Write out the full set of records below exactly.

(Data records)

--- BEGIN ---

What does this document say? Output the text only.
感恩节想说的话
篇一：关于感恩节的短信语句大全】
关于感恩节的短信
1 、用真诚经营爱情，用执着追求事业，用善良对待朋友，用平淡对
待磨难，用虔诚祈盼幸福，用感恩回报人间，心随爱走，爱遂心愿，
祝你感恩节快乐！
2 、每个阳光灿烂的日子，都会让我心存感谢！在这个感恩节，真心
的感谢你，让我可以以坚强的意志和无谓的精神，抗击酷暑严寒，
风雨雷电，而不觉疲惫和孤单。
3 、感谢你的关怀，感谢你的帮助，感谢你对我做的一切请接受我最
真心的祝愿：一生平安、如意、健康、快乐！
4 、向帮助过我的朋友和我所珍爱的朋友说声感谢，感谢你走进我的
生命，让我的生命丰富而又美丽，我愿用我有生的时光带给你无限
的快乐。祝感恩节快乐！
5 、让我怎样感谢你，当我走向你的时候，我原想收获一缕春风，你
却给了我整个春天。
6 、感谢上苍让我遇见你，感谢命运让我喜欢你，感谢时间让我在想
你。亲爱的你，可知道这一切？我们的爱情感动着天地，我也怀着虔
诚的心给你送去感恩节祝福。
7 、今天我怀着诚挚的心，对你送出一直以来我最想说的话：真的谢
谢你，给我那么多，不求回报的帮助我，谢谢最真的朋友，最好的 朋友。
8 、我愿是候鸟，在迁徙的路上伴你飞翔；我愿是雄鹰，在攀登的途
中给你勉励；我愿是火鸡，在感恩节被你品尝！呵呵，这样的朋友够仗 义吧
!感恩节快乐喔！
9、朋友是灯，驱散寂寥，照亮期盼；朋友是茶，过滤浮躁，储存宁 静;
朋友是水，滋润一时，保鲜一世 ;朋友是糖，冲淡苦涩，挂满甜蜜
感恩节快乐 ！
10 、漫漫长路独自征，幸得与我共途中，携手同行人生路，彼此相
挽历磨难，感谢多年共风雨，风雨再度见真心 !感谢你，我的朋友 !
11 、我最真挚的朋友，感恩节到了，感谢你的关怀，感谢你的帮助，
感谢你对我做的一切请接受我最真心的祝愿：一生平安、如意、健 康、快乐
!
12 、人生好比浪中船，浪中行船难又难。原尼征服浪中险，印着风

--- END ---

• Response below:
What does this document say? Output the text only.
感恩节想说的话
篇一：关于感恩节的短信语句大全】
关于感恩节的短信
1 、用真诚经营爱情，用执着追求事业，用善良对待朋友，用平淡对
待磨难，用虔诚祈盼幸福，用感恩回报人间，心随爱走，爱遂心愿，
祝你感恩节快乐！
2 、每个阳光灿烂的日子，都会让我心存感谢！在这个感恩节，真心
的感谢你，让我可以以坚强的意志和无谓的精神，抗击酷暑严寒，
风雨雷电，而不觉疲惫和孤单。
3 、感谢你的关怀，感谢你的帮助，感谢你对我做的一切请接受我最
真心的祝愿：一生平安、如意、健康、快乐！
4 、向帮助过我的朋友和我所珍爱的朋友说声感谢，感谢你走进我的
生命，让我的生命丰富而又美丽，我愿用我有生的时光带给你无限
的快乐。祝感恩节快乐！
5 、让我怎样感谢你，当我走向你的时候，我原想收获一缕春风，你
却给了我整个春天。
6 、感谢上苍让我遇见你，感谢命运让我喜欢你，感谢时间让我在想
你。亲爱的你，可知道这一切？我们的爱情感动着天地，我也怀着虔
诚的心给你送去感恩节祝福。
7 、今天我怀着诚挚的心，对你送出一直以来我最想说的话：真的谢
谢你，给我那么多，不求回报的帮助我，谢谢最真的朋友，最好的 朋友。
8 、我愿是候鸟，在迁徙的路上伴你飞翔；我愿是雄鹰，在攀登的途
中给你勉励；我愿是火鸡，在感恩节被你品尝！呵呵，这样的朋友够仗 义吧
!感恩节快乐喔！
9、朋友是灯，驱散寂寥，照亮期盼；朋友是茶，过滤浮躁，储存宁 静;
朋友是水，滋润一时，保鲜一世 ;朋友是糖，冲淡苦涩，挂满甜蜜
感恩节快乐 ！
10 、漫漫长路独自征，幸得与我共途中，携手同行人生路，彼此相
挽历磨难，感谢多年共风雨，风雨再度见真心 !感谢你，我的朋友 !
11 、我最真挚的朋友，感恩节到了，感谢你的关怀，感谢你的帮助，
感谢你对我做的一切请接受我最真心的祝愿：一生平安、如意、健 康、快乐
!
12 、人生好比浪中船，浪中行船难又难。原尼征服浪中险，印着风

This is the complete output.